### TASK REQUIREMENTS
How many of these lines hold the string "said"? Answer with the number only.

### EXERCISE MATERIALS
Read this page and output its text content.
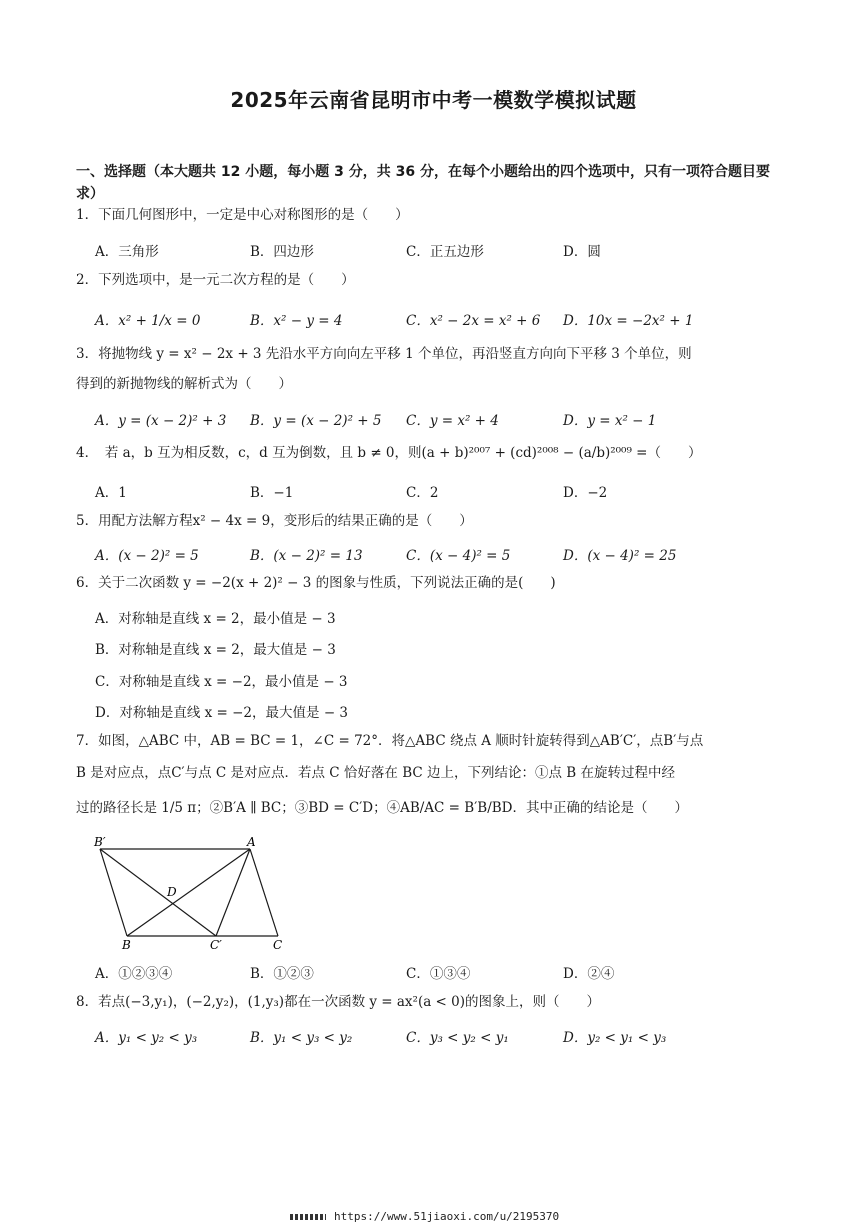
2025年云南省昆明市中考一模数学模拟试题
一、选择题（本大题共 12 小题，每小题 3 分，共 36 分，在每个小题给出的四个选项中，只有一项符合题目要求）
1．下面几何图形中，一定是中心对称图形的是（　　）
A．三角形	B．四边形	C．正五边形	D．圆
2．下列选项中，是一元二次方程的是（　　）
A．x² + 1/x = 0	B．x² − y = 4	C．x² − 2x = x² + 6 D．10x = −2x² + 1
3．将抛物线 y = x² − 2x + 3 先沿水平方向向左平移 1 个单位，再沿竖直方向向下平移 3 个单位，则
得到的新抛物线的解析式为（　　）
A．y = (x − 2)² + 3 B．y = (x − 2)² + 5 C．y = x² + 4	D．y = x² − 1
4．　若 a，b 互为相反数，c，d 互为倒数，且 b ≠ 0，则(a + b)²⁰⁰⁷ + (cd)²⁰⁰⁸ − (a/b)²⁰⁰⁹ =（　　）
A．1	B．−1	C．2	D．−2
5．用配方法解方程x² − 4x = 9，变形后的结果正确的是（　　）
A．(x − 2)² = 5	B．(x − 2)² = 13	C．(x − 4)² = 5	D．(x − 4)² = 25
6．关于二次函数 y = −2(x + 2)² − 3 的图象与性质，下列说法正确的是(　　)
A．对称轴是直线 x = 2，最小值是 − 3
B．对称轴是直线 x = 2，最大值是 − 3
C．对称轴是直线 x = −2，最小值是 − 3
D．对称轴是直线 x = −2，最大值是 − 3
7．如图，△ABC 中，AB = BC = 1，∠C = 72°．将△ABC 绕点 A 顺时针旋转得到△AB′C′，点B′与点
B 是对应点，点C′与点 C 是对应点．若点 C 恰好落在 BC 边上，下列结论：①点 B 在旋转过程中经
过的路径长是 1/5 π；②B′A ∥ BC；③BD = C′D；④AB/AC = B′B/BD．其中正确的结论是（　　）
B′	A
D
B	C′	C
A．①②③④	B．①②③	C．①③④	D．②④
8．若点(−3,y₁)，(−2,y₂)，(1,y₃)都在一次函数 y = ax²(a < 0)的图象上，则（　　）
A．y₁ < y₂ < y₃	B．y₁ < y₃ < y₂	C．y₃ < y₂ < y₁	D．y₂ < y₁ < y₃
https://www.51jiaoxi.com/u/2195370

...

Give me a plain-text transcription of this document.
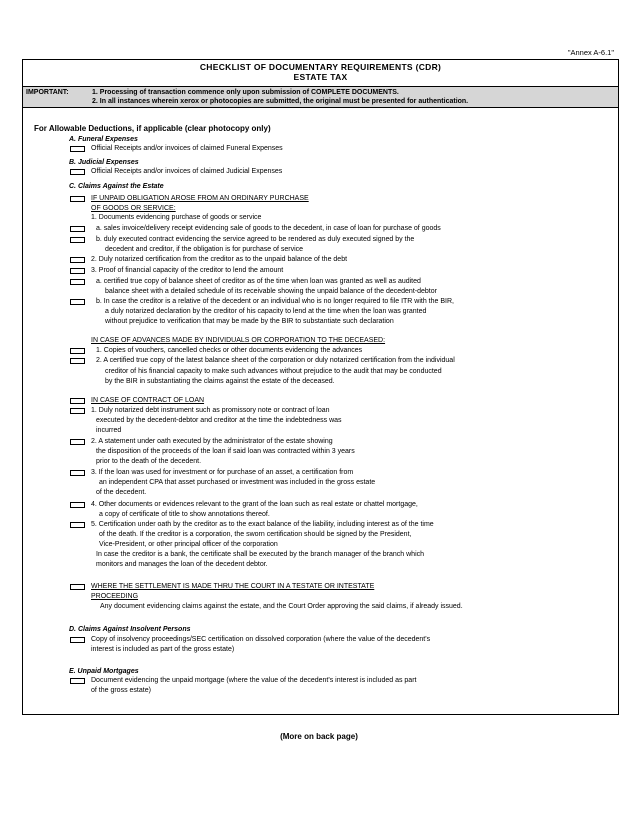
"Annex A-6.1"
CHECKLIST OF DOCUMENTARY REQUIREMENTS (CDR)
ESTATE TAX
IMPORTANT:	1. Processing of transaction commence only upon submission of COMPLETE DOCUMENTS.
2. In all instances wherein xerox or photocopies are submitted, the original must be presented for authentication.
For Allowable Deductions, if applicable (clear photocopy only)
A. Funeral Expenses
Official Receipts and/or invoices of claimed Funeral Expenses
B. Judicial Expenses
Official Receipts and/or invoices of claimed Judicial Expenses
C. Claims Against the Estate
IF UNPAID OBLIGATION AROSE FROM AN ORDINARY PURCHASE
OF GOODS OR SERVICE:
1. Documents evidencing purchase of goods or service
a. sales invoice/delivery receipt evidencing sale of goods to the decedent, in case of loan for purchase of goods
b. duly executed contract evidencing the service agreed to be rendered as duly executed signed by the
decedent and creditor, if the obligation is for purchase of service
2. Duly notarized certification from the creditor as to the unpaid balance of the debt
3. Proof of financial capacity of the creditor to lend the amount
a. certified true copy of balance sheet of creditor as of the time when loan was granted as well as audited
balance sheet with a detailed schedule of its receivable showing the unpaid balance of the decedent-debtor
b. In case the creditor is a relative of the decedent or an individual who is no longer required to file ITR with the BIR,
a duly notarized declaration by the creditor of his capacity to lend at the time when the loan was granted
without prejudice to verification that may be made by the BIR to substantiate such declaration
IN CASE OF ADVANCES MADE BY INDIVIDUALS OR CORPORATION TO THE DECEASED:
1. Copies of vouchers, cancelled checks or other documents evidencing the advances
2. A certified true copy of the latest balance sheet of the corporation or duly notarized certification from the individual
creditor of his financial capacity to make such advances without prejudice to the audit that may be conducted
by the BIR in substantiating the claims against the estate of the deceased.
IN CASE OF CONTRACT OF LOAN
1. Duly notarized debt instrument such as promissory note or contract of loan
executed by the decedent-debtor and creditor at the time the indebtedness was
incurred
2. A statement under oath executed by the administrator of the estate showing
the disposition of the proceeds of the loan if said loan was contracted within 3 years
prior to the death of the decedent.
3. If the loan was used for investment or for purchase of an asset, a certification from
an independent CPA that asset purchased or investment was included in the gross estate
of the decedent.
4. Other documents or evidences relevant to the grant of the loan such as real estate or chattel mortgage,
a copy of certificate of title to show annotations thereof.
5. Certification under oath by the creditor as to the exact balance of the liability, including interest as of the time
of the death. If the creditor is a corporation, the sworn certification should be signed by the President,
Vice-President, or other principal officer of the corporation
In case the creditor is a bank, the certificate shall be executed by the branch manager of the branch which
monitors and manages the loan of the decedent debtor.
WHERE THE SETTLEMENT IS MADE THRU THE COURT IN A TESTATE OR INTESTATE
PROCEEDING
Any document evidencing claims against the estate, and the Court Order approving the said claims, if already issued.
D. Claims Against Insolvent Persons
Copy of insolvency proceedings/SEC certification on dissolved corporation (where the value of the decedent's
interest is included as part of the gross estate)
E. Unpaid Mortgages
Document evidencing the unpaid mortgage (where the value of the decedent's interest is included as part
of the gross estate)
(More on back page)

* * *

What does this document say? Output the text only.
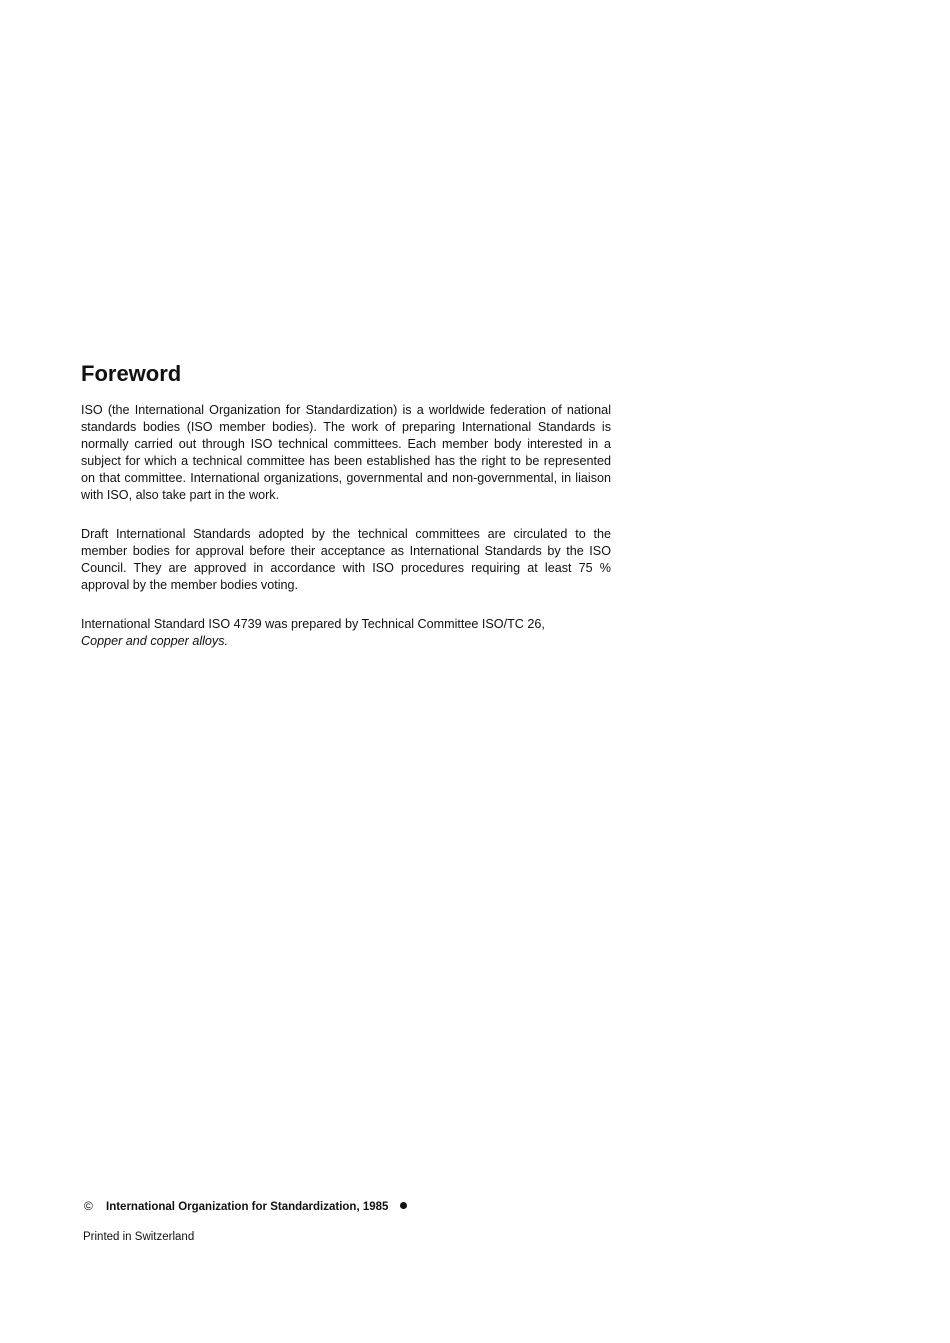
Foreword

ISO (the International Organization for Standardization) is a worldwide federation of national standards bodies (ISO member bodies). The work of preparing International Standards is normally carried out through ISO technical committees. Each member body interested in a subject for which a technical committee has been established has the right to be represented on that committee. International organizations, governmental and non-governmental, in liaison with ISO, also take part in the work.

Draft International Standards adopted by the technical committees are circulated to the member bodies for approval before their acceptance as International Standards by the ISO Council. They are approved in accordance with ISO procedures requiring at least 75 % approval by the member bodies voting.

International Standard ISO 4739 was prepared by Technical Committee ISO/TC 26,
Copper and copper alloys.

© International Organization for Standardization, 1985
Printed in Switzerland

### REPLY
2